◆ Goal ◆
Go through the material and pull out every line with the string "ylabel" in it.

***** Extracted entries

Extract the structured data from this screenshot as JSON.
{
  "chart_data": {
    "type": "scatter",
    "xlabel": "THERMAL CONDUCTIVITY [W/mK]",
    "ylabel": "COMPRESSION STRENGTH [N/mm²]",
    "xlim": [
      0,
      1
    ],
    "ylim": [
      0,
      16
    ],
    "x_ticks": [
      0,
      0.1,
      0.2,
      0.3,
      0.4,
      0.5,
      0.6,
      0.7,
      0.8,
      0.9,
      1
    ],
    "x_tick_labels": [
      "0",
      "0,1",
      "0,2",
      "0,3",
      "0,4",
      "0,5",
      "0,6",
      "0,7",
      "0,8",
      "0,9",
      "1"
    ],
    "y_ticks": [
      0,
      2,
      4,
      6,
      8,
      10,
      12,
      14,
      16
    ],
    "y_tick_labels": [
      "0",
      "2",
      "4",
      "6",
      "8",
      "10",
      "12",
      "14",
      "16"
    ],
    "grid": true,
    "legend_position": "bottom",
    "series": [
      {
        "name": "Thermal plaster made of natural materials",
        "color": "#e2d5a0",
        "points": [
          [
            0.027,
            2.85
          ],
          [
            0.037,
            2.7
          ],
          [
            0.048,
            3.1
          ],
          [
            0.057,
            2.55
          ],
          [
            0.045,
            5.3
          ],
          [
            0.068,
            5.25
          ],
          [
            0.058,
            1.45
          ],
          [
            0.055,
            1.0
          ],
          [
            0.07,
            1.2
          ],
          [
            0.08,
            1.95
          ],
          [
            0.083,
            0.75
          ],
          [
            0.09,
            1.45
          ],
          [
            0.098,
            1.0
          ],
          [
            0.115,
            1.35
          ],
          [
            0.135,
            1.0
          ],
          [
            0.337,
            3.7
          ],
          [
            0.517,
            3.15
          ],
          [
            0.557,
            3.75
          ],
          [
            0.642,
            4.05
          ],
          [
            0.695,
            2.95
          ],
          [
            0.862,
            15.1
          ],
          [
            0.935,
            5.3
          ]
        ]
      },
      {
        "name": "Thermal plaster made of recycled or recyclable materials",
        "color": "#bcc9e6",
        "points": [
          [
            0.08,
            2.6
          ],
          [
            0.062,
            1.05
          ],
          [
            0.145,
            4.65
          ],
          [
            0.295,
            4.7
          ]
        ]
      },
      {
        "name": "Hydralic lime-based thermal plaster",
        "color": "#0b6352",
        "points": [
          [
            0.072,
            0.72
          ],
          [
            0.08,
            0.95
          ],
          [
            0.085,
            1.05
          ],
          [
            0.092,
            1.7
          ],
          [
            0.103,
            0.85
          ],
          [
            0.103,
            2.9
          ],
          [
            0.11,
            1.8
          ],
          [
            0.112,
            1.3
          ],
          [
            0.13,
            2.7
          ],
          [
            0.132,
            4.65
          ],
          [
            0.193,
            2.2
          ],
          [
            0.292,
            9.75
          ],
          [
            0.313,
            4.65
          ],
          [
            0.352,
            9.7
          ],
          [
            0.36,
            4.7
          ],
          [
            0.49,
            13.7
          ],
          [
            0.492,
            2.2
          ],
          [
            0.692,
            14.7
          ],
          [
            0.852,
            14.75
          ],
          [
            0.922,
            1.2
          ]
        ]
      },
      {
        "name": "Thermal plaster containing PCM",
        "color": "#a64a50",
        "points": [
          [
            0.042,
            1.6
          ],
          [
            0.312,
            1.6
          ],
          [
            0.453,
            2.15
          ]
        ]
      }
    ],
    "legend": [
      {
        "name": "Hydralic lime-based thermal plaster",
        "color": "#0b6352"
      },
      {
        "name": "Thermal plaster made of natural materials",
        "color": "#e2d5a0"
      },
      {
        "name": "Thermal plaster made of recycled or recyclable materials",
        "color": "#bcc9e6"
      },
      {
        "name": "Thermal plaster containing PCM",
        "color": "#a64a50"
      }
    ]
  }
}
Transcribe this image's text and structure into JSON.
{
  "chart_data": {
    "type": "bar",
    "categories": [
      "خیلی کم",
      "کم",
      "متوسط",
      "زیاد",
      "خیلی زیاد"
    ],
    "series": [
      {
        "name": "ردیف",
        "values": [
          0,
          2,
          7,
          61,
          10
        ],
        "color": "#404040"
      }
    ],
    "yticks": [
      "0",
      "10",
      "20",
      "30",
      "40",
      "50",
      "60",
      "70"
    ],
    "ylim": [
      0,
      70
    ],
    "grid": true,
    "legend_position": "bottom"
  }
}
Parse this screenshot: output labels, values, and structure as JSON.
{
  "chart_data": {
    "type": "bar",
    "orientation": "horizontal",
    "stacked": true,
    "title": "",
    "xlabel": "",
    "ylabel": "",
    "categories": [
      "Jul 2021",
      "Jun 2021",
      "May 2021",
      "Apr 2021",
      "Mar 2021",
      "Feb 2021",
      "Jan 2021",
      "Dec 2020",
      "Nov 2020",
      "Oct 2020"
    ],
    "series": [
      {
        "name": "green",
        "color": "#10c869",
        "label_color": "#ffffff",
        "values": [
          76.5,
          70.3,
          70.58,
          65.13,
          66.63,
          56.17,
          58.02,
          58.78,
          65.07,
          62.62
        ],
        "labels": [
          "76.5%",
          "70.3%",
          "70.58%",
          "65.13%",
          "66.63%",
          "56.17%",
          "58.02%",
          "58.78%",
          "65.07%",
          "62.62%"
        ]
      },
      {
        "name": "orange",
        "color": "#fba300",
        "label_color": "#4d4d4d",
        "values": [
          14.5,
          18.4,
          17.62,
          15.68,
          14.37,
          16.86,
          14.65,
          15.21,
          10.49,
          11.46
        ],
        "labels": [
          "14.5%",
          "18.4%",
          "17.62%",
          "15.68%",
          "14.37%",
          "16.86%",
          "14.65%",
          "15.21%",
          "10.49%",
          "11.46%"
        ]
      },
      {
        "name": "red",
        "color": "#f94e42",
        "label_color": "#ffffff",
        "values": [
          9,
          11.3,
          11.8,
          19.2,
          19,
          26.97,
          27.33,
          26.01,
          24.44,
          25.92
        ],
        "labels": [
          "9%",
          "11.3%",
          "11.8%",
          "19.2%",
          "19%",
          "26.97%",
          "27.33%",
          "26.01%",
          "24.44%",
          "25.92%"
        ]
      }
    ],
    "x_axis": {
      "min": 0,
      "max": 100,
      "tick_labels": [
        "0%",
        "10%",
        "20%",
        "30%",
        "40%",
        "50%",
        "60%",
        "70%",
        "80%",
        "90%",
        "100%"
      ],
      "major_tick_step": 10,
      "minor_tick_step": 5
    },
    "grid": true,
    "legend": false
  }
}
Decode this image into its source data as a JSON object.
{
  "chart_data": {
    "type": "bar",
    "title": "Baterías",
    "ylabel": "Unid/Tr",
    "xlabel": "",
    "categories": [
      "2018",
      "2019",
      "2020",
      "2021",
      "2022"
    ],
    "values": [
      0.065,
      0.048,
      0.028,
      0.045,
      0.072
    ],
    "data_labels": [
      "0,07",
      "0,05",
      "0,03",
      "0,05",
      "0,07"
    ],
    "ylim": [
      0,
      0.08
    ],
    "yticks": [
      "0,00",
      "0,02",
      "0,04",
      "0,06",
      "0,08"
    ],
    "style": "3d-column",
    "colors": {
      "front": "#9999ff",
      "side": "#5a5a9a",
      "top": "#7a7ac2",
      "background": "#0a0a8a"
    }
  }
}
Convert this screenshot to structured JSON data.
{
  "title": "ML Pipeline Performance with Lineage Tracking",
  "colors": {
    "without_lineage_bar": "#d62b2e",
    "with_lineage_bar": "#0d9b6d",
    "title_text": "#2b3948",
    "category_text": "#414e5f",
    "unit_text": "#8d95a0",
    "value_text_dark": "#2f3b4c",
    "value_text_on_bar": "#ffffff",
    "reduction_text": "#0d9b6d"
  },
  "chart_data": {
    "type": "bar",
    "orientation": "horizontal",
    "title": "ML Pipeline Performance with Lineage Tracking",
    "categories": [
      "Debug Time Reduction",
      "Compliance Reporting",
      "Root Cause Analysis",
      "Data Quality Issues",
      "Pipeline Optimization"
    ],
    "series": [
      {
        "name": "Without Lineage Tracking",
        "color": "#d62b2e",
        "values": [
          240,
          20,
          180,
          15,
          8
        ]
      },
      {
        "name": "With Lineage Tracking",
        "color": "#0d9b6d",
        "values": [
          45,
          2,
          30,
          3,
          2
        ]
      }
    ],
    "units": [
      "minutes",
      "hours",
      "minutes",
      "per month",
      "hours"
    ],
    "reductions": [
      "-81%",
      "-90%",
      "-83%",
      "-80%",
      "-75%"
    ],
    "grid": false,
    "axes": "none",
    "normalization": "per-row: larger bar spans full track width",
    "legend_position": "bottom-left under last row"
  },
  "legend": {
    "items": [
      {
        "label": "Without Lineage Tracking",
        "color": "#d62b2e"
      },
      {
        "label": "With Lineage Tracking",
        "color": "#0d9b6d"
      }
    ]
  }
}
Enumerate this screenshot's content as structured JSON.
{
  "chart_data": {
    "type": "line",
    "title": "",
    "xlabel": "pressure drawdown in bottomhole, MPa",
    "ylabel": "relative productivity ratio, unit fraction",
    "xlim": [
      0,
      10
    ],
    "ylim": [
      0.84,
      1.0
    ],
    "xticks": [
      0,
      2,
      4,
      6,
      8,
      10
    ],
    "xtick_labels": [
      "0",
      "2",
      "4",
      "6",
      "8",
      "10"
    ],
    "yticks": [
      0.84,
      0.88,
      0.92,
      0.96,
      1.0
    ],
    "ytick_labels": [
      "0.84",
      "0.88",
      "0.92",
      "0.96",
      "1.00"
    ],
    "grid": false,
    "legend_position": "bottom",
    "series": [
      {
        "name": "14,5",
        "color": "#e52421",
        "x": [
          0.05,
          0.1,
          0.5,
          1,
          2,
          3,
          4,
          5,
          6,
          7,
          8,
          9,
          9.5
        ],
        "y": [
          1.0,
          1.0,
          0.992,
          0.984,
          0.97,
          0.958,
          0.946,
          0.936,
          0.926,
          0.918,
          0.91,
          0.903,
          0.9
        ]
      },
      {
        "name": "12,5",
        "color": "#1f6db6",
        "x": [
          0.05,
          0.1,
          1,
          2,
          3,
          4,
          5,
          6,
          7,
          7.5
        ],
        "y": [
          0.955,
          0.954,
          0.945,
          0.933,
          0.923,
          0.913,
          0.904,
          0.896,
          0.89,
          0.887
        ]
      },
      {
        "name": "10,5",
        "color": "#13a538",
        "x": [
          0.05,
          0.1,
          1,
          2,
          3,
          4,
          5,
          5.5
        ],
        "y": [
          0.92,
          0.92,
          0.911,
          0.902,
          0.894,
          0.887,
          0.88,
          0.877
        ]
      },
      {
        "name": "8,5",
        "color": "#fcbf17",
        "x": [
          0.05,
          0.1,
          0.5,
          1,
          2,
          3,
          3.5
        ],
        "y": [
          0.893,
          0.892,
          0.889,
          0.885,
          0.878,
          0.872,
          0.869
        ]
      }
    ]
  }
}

**********

◆ Response to this task ◆
    "ylabel": "COMPRESSION STRENGTH [N/mm²]",
    "ylabel": "",
    "ylabel": "Unid/Tr",
    "ylabel": "relative productivity ratio, unit fraction",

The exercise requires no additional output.